**Text:**
Seven years ago, I came across the name Kotchakorn Voraakhom for the first time. It wasn’t long after the winner of the design competition for Chulalongkorn University Centennial Park was announced. Being picked to oversee the design of Bangkok’s first public park in 30 years was undeniably a challenge for Voraakhom’s studio, LANDPROCESS, which was considered a new face in the business at the time. As I continue to observe what the park is bringing to Bangkok’s urban fabric, I find an opportunity to sit down and have a talk with Voraakhom about various issues surrounding her work and her belief in landscape architecture as a pivotal solution that can help change a city.

Photography: LANDPROCESS / Panoramic studio

“I think I have a good amount of the blood of an activist running through my veins,” she says with reference to the principles behind her practice. “I haven’t really wanted to design landscape just for the sake of beauty or aesthetics. I want it to have natural functions so it can contribute certain values to that particular space or city – such as the use of indigenous plants that grow better in the local climate with natural qualities that can filter dust or hold water. I want to challenge design with new solutions. It’s also my responsibility to inform clients that there are greater values to landscape than they may think or have wanted.”

The 12-acre Chulalongkorn University Centennial Park serves as both a public space accommodating different human interactions and activities, and a piece of green infrastructure that supports, rehabilitates and stores over one million gallons of rainwater using various landscape architectural components such as rain garden, wetland, retention pond and detention lawn. Voraakhom views the project as a promising beginning that will encourage people, particularly designers, to develop other possible ways people can live with water.

The green-infrastructure approach has also been applied to projects such as Thammasat University Park, which is nearing completion. But another approach that LANDPROCESS has taken is to use landscape architecture as a way of bringing new value to unused urban spaces – for example, the transformation of building rooftops into green spaces at Siam Green Sky and The Princess Garden at Ramathibodi Hospital. The studio is also collaborating with Thailand’s Urban Design and Development Centre to turn a disused structure on an old railway line into Phra Pokklao Pedestrian Bridge, another impending public space project in Bangkok.

Photography: LANDPROCESS / UDDC

“It’s good, but it isn’t enough. I think these concepts and this mind set should also involve aspects such as education and community,” says Voraakhom. Her wish is for people and cities to be able to access new solutions via landscape architecture – and this has led to the birth of the Porous City Network. This social enterprise has the aim of raising funds and developing educational programs with other networks to incorporate landscape architecture as a tool to help solve water-related issues across the region. She explains, “I want to crack the city – to create these ‘holes’ that can absorb, store and contain water; or something that helps water to flow instead of retaining it. I think the word ‘porous’ is a succinct and easy definition of what landscape is.”

Photography: LANDPROCESS / UDDC

Living in a city that is sinking such as Bangkok, Voraakhom thinks it is highly important for the awareness of climate change to be raised at the regional scale. “Southeast Asia is the region whose periphery is the most exposed to seawater. We are now facing extreme climate change including the [possibility] that some cities may end up being significantly lower than sea level by 2030. Ten years ago, when you talked about climate change, people would doubt whether such a thing really existed. But the indication has never been clearer. And as designers, our role may no longer be just creating pretty, functional objects, but also taking action and creating initiatives using our own approaches and methods. We must come up with new solutions to these problems.”

Photography: LANDPROCESS / Panoramic studio

After her appearance as a TED Fellow at TEDWomen in 2018, Voraakhom has been chosen by Fast Company to be on the list of this year’s ‘100 Most Creative People in Business’.

Entries drawn from a dataset:
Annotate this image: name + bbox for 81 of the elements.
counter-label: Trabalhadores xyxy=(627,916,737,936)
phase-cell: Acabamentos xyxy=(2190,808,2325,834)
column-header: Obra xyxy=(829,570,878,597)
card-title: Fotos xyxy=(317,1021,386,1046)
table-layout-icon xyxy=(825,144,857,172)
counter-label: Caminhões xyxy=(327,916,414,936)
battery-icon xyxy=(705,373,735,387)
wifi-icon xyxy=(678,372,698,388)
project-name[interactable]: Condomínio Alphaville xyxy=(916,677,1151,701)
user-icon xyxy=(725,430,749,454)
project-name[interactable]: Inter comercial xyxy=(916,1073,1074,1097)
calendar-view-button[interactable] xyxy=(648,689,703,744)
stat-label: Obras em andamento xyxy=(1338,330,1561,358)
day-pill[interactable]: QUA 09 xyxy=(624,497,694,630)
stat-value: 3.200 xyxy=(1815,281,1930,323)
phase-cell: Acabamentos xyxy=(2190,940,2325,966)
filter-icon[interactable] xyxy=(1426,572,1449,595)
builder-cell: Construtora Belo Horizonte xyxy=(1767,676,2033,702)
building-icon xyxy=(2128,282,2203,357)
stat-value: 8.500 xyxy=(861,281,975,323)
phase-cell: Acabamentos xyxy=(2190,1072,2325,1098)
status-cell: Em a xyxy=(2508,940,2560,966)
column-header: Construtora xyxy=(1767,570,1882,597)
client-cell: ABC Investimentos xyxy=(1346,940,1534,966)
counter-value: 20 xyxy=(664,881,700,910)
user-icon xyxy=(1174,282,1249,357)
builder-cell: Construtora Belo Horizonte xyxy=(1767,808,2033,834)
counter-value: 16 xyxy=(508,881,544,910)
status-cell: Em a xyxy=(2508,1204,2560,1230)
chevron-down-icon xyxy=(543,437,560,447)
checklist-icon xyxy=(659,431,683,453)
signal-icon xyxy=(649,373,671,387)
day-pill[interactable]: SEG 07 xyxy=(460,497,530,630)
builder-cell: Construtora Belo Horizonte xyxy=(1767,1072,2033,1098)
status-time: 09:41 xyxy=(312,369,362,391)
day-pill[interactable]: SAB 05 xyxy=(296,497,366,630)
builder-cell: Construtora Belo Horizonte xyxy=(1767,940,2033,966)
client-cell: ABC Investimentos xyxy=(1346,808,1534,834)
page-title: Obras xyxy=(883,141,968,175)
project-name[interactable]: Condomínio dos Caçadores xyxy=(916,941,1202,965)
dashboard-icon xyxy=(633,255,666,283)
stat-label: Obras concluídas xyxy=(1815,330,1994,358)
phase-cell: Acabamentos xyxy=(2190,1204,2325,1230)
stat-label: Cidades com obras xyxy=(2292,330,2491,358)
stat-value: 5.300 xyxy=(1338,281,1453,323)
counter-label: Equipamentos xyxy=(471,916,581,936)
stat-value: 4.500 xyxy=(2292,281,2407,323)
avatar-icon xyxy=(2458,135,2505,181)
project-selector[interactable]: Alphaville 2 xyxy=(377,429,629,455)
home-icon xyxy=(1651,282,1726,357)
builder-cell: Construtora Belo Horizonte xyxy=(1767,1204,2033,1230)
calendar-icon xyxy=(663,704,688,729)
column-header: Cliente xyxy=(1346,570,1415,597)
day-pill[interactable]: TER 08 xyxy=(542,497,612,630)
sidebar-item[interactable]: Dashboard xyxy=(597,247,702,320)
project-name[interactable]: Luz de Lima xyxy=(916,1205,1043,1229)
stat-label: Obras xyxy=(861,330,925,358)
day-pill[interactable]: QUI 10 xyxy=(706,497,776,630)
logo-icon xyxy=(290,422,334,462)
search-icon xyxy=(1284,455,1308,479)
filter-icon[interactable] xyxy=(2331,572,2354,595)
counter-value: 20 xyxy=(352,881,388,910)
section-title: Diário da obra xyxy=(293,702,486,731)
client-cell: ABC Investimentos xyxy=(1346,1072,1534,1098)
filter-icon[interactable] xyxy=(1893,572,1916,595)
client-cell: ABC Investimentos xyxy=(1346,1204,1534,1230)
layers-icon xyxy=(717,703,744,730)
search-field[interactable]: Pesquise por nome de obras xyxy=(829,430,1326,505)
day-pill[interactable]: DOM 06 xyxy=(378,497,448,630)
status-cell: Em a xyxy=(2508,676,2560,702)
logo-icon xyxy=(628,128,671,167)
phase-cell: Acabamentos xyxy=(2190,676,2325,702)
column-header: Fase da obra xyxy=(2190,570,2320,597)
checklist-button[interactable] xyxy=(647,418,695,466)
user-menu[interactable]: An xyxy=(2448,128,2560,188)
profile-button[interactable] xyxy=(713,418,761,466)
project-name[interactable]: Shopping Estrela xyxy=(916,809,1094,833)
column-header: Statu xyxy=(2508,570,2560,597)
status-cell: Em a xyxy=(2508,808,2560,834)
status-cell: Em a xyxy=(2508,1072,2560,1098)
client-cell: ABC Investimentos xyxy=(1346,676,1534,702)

**Exercise prompt:**
In the Kotchakorn Voraakhom profile above, rewrite the stretch from "The green-infrastructure approach" through "public space project in Bangkok.", changing "green spaces" to "gardens".

**Exercise response:**
The green-infrastructure approach has also been applied to projects such as Thammasat University Park, which is nearing completion. But another approach that LANDPROCESS has taken is to use landscape architecture as a way of bringing new value to unused urban spaces – for example, the transformation of building rooftops into gardens at Siam Green Sky and The Princess Garden at Ramathibodi Hospital. The studio is also collaborating with Thailand’s Urban Design and Development Centre to turn a disused structure on an old railway line into Phra Pokklao Pedestrian Bridge, another impending public space project in Bangkok.